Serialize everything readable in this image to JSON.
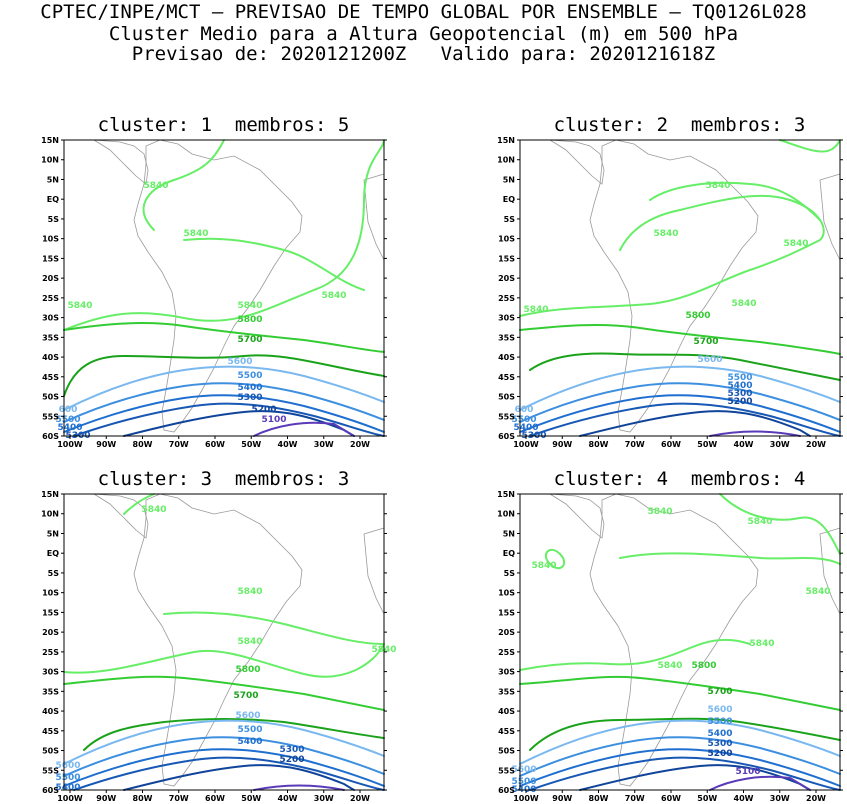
{
  "header": {
    "line1": "CPTEC/INPE/MCT – PREVISAO DE TEMPO GLOBAL POR ENSEMBLE – TQ0126L028",
    "line2": "Cluster Medio para a Altura Geopotencial (m) em 500 hPa",
    "line3": "Previsao de: 2020121200Z   Valido para: 2020121618Z"
  },
  "lat_ticks": [
    "15N",
    "10N",
    "5N",
    "EQ",
    "5S",
    "10S",
    "15S",
    "20S",
    "25S",
    "30S",
    "35S",
    "40S",
    "45S",
    "50S",
    "55S",
    "60S"
  ],
  "lon_ticks": [
    "100W",
    "90W",
    "80W",
    "70W",
    "60W",
    "50W",
    "40W",
    "30W",
    "20W"
  ],
  "contour_colors": {
    "5840": "#66ee66",
    "5800": "#33cc33",
    "5700": "#1aa31a",
    "5600": "#7ab8f0",
    "5500": "#3d8fe0",
    "5400": "#1f6fd0",
    "5300": "#1858b5",
    "5200": "#10449a",
    "5100": "#5a3ab8"
  },
  "panels": [
    {
      "title": "cluster: 1  membros: 5",
      "labels": [
        {
          "text": "5840",
          "c": "5840"
        },
        {
          "text": "5840",
          "c": "5840"
        },
        {
          "text": "5840",
          "c": "5840"
        },
        {
          "text": "5840",
          "c": "5840"
        },
        {
          "text": "5840",
          "c": "5840"
        },
        {
          "text": "5800",
          "c": "5800"
        },
        {
          "text": "5700",
          "c": "5700"
        },
        {
          "text": "5600",
          "c": "5600"
        },
        {
          "text": "5500",
          "c": "5500"
        },
        {
          "text": "5400",
          "c": "5400"
        },
        {
          "text": "5300",
          "c": "5300"
        },
        {
          "text": "5200",
          "c": "5200"
        },
        {
          "text": "5100",
          "c": "5100"
        },
        {
          "text": "600",
          "c": "5600"
        },
        {
          "text": "5500",
          "c": "5500"
        },
        {
          "text": "5400",
          "c": "5400"
        },
        {
          "text": "5300",
          "c": "5300"
        }
      ]
    },
    {
      "title": "cluster: 2  membros: 3",
      "labels": [
        {
          "text": "5840",
          "c": "5840"
        },
        {
          "text": "5840",
          "c": "5840"
        },
        {
          "text": "5840",
          "c": "5840"
        },
        {
          "text": "5840",
          "c": "5840"
        },
        {
          "text": "5840",
          "c": "5840"
        },
        {
          "text": "5800",
          "c": "5800"
        },
        {
          "text": "5700",
          "c": "5700"
        },
        {
          "text": "5600",
          "c": "5600"
        },
        {
          "text": "5500",
          "c": "5500"
        },
        {
          "text": "5400",
          "c": "5400"
        },
        {
          "text": "5300",
          "c": "5300"
        },
        {
          "text": "5200",
          "c": "5200"
        },
        {
          "text": "600",
          "c": "5600"
        },
        {
          "text": "5500",
          "c": "5500"
        },
        {
          "text": "5400",
          "c": "5400"
        },
        {
          "text": "5300",
          "c": "5300"
        }
      ]
    },
    {
      "title": "cluster: 3  membros: 3",
      "labels": [
        {
          "text": "5840",
          "c": "5840"
        },
        {
          "text": "5840",
          "c": "5840"
        },
        {
          "text": "5840",
          "c": "5840"
        },
        {
          "text": "5840",
          "c": "5840"
        },
        {
          "text": "5800",
          "c": "5800"
        },
        {
          "text": "5700",
          "c": "5700"
        },
        {
          "text": "5600",
          "c": "5600"
        },
        {
          "text": "5500",
          "c": "5500"
        },
        {
          "text": "5400",
          "c": "5400"
        },
        {
          "text": "5300",
          "c": "5300"
        },
        {
          "text": "5200",
          "c": "5200"
        },
        {
          "text": "5600",
          "c": "5600"
        },
        {
          "text": "5500",
          "c": "5500"
        },
        {
          "text": "5400",
          "c": "5400"
        }
      ]
    },
    {
      "title": "cluster: 4  membros: 4",
      "labels": [
        {
          "text": "5840",
          "c": "5840"
        },
        {
          "text": "5840",
          "c": "5840"
        },
        {
          "text": "5840",
          "c": "5840"
        },
        {
          "text": "5840",
          "c": "5840"
        },
        {
          "text": "5840",
          "c": "5840"
        },
        {
          "text": "5840",
          "c": "5840"
        },
        {
          "text": "5800",
          "c": "5800"
        },
        {
          "text": "5700",
          "c": "5700"
        },
        {
          "text": "5600",
          "c": "5600"
        },
        {
          "text": "5500",
          "c": "5500"
        },
        {
          "text": "5400",
          "c": "5400"
        },
        {
          "text": "5300",
          "c": "5300"
        },
        {
          "text": "5200",
          "c": "5200"
        },
        {
          "text": "5100",
          "c": "5100"
        },
        {
          "text": "5600",
          "c": "5600"
        },
        {
          "text": "5500",
          "c": "5500"
        },
        {
          "text": "5400",
          "c": "5400"
        }
      ]
    }
  ]
}
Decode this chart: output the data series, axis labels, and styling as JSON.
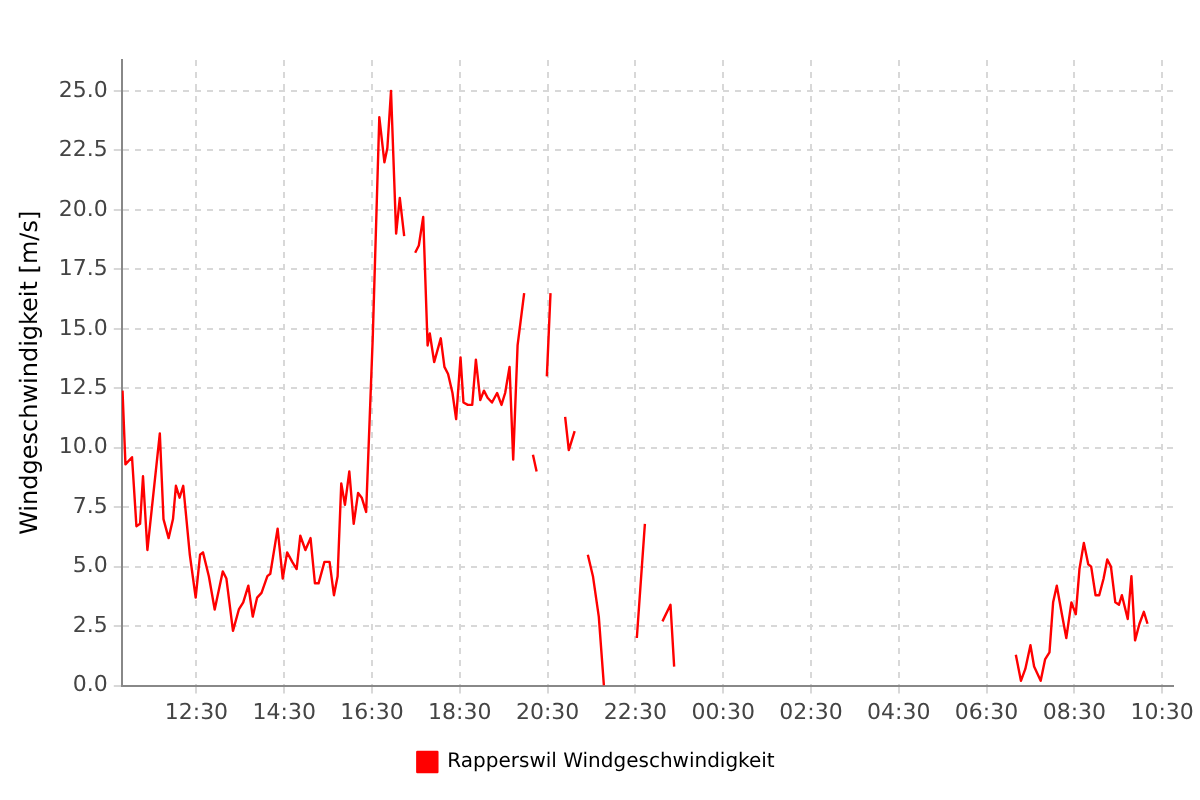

══════════════════════════════

#### Set problem
Using the records above, retype everything exactly except the pictures.

#### Task result
Serialize everything readable in this image to JSON.
{
  "header": {
    "line1": "CPTEC/INPE/MCT – PREVISAO DE TEMPO GLOBAL POR ENSEMBLE – TQ0126L028",
    "line2": "Cluster Medio para a Altura Geopotencial (m) em 500 hPa",
    "line3": "Previsao de: 2020121200Z   Valido para: 2020121618Z"
  },
  "lat_ticks": [
    "15N",
    "10N",
    "5N",
    "EQ",
    "5S",
    "10S",
    "15S",
    "20S",
    "25S",
    "30S",
    "35S",
    "40S",
    "45S",
    "50S",
    "55S",
    "60S"
  ],
  "lon_ticks": [
    "100W",
    "90W",
    "80W",
    "70W",
    "60W",
    "50W",
    "40W",
    "30W",
    "20W"
  ],
  "contour_colors": {
    "5840": "#66ee66",
    "5800": "#33cc33",
    "5700": "#1aa31a",
    "5600": "#7ab8f0",
    "5500": "#3d8fe0",
    "5400": "#1f6fd0",
    "5300": "#1858b5",
    "5200": "#10449a",
    "5100": "#5a3ab8"
  },
  "panels": [
    {
      "title": "cluster: 1  membros: 5",
      "labels": [
        {
          "text": "5840",
          "c": "5840"
        },
        {
          "text": "5840",
          "c": "5840"
        },
        {
          "text": "5840",
          "c": "5840"
        },
        {
          "text": "5840",
          "c": "5840"
        },
        {
          "text": "5840",
          "c": "5840"
        },
        {
          "text": "5800",
          "c": "5800"
        },
        {
          "text": "5700",
          "c": "5700"
        },
        {
          "text": "5600",
          "c": "5600"
        },
        {
          "text": "5500",
          "c": "5500"
        },
        {
          "text": "5400",
          "c": "5400"
        },
        {
          "text": "5300",
          "c": "5300"
        },
        {
          "text": "5200",
          "c": "5200"
        },
        {
          "text": "5100",
          "c": "5100"
        },
        {
          "text": "600",
          "c": "5600"
        },
        {
          "text": "5500",
          "c": "5500"
        },
        {
          "text": "5400",
          "c": "5400"
        },
        {
          "text": "5300",
          "c": "5300"
        }
      ]
    },
    {
      "title": "cluster: 2  membros: 3",
      "labels": [
        {
          "text": "5840",
          "c": "5840"
        },
        {
          "text": "5840",
          "c": "5840"
        },
        {
          "text": "5840",
          "c": "5840"
        },
        {
          "text": "5840",
          "c": "5840"
        },
        {
          "text": "5840",
          "c": "5840"
        },
        {
          "text": "5800",
          "c": "5800"
        },
        {
          "text": "5700",
          "c": "5700"
        },
        {
          "text": "5600",
          "c": "5600"
        },
        {
          "text": "5500",
          "c": "5500"
        },
        {
          "text": "5400",
          "c": "5400"
        },
        {
          "text": "5300",
          "c": "5300"
        },
        {
          "text": "5200",
          "c": "5200"
        },
        {
          "text": "600",
          "c": "5600"
        },
        {
          "text": "5500",
          "c": "5500"
        },
        {
          "text": "5400",
          "c": "5400"
        },
        {
          "text": "5300",
          "c": "5300"
        }
      ]
    },
    {
      "title": "cluster: 3  membros: 3",
      "labels": [
        {
          "text": "5840",
          "c": "5840"
        },
        {
          "text": "5840",
          "c": "5840"
        },
        {
          "text": "5840",
          "c": "5840"
        },
        {
          "text": "5840",
          "c": "5840"
        },
        {
          "text": "5800",
          "c": "5800"
        },
        {
          "text": "5700",
          "c": "5700"
        },
        {
          "text": "5600",
          "c": "5600"
        },
        {
          "text": "5500",
          "c": "5500"
        },
        {
          "text": "5400",
          "c": "5400"
        },
        {
          "text": "5300",
          "c": "5300"
        },
        {
          "text": "5200",
          "c": "5200"
        },
        {
          "text": "5600",
          "c": "5600"
        },
        {
          "text": "5500",
          "c": "5500"
        },
        {
          "text": "5400",
          "c": "5400"
        }
      ]
    },
    {
      "title": "cluster: 4  membros: 4",
      "labels": [
        {
          "text": "5840",
          "c": "5840"
        },
        {
          "text": "5840",
          "c": "5840"
        },
        {
          "text": "5840",
          "c": "5840"
        },
        {
          "text": "5840",
          "c": "5840"
        },
        {
          "text": "5840",
          "c": "5840"
        },
        {
          "text": "5840",
          "c": "5840"
        },
        {
          "text": "5800",
          "c": "5800"
        },
        {
          "text": "5700",
          "c": "5700"
        },
        {
          "text": "5600",
          "c": "5600"
        },
        {
          "text": "5500",
          "c": "5500"
        },
        {
          "text": "5400",
          "c": "5400"
        },
        {
          "text": "5300",
          "c": "5300"
        },
        {
          "text": "5200",
          "c": "5200"
        },
        {
          "text": "5100",
          "c": "5100"
        },
        {
          "text": "5600",
          "c": "5600"
        },
        {
          "text": "5500",
          "c": "5500"
        },
        {
          "text": "5400",
          "c": "5400"
        }
      ]
    }
  ]
}
Decode this chart: output the data series, axis labels, and styling as JSON.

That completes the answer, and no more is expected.